### Available records

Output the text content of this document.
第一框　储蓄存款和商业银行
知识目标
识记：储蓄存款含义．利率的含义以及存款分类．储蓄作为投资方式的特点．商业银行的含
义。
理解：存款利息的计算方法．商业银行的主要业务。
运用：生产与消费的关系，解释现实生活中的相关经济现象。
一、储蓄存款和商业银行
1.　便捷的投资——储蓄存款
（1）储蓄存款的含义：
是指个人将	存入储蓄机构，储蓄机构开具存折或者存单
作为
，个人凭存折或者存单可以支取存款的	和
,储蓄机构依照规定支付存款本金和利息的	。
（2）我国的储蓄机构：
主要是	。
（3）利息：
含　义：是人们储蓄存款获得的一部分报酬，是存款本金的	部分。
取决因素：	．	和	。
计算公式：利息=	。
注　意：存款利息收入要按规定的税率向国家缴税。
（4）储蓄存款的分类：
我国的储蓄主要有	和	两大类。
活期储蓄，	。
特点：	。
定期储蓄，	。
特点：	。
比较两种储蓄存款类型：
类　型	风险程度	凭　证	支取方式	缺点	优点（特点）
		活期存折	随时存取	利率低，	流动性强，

### Given instruction
Each record above should be restated word for word.

### Response to the task
Output the text content of this document.
第一框　储蓄存款和商业银行
知识目标
识记：储蓄存款含义．利率的含义以及存款分类．储蓄作为投资方式的特点．商业银行的含
义。
理解：存款利息的计算方法．商业银行的主要业务。
运用：生产与消费的关系，解释现实生活中的相关经济现象。
一、储蓄存款和商业银行
1.　便捷的投资——储蓄存款
（1）储蓄存款的含义：
是指个人将	存入储蓄机构，储蓄机构开具存折或者存单
作为
，个人凭存折或者存单可以支取存款的	和
,储蓄机构依照规定支付存款本金和利息的	。
（2）我国的储蓄机构：
主要是	。
（3）利息：
含　义：是人们储蓄存款获得的一部分报酬，是存款本金的	部分。
取决因素：	．	和	。
计算公式：利息=	。
注　意：存款利息收入要按规定的税率向国家缴税。
（4）储蓄存款的分类：
我国的储蓄主要有	和	两大类。
活期储蓄，	。
特点：	。
定期储蓄，	。
特点：	。
比较两种储蓄存款类型：
类　型	风险程度	凭　证	支取方式	缺点	优点（特点）
		活期存折	随时存取	利率低，	流动性强，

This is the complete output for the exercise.